* [PROBLEM REQUIREMENTS]: Hunt for the word "espèce" across the entries below, copying each line that holds it.
┄┄┄┄┄┄
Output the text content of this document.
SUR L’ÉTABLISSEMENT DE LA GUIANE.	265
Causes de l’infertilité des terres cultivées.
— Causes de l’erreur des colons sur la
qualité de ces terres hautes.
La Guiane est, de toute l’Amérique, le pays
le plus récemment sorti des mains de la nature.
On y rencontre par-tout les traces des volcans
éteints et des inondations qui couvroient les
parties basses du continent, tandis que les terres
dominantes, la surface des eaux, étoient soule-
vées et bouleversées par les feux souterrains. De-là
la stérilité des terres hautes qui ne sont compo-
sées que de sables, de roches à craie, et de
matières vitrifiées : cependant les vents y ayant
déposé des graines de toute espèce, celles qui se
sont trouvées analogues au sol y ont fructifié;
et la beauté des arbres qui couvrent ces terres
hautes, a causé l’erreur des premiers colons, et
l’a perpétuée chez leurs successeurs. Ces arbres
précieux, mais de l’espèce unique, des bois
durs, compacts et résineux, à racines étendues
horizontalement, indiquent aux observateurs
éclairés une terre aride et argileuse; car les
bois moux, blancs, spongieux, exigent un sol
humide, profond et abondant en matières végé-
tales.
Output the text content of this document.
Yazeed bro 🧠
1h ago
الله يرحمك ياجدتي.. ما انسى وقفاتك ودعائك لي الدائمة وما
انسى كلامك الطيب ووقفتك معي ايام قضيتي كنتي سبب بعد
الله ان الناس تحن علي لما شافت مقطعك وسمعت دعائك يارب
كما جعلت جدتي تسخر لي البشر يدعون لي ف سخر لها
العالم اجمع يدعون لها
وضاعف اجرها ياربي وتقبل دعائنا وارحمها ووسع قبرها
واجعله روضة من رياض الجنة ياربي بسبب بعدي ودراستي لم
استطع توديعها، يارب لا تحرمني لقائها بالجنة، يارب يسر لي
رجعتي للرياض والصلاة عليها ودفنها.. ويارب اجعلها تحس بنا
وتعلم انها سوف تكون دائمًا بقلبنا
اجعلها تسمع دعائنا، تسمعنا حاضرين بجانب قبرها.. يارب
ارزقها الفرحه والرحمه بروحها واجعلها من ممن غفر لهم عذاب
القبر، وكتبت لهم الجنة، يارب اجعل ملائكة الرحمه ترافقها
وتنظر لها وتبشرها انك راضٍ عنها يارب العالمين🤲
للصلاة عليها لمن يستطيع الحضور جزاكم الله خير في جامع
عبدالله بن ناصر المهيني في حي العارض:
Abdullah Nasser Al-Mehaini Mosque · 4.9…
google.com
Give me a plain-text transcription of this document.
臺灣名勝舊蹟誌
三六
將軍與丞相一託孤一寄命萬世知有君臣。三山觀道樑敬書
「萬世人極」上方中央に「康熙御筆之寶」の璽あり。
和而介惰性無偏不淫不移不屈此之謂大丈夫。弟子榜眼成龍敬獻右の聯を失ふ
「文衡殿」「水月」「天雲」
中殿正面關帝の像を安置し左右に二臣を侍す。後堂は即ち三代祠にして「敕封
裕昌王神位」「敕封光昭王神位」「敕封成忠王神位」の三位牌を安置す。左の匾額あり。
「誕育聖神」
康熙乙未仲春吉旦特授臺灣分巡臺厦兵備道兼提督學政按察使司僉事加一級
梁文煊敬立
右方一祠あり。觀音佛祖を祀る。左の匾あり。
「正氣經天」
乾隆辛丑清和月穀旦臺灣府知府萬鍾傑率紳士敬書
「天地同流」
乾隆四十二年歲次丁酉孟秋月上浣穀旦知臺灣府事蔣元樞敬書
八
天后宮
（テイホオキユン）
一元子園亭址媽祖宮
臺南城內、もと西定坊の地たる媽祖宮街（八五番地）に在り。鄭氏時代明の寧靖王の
┄┄┄┄┄┄
* [FINISHED TASK]:
déposé des graines de toute espèce, celles qui se
précieux, mais de l’espèce unique, des bois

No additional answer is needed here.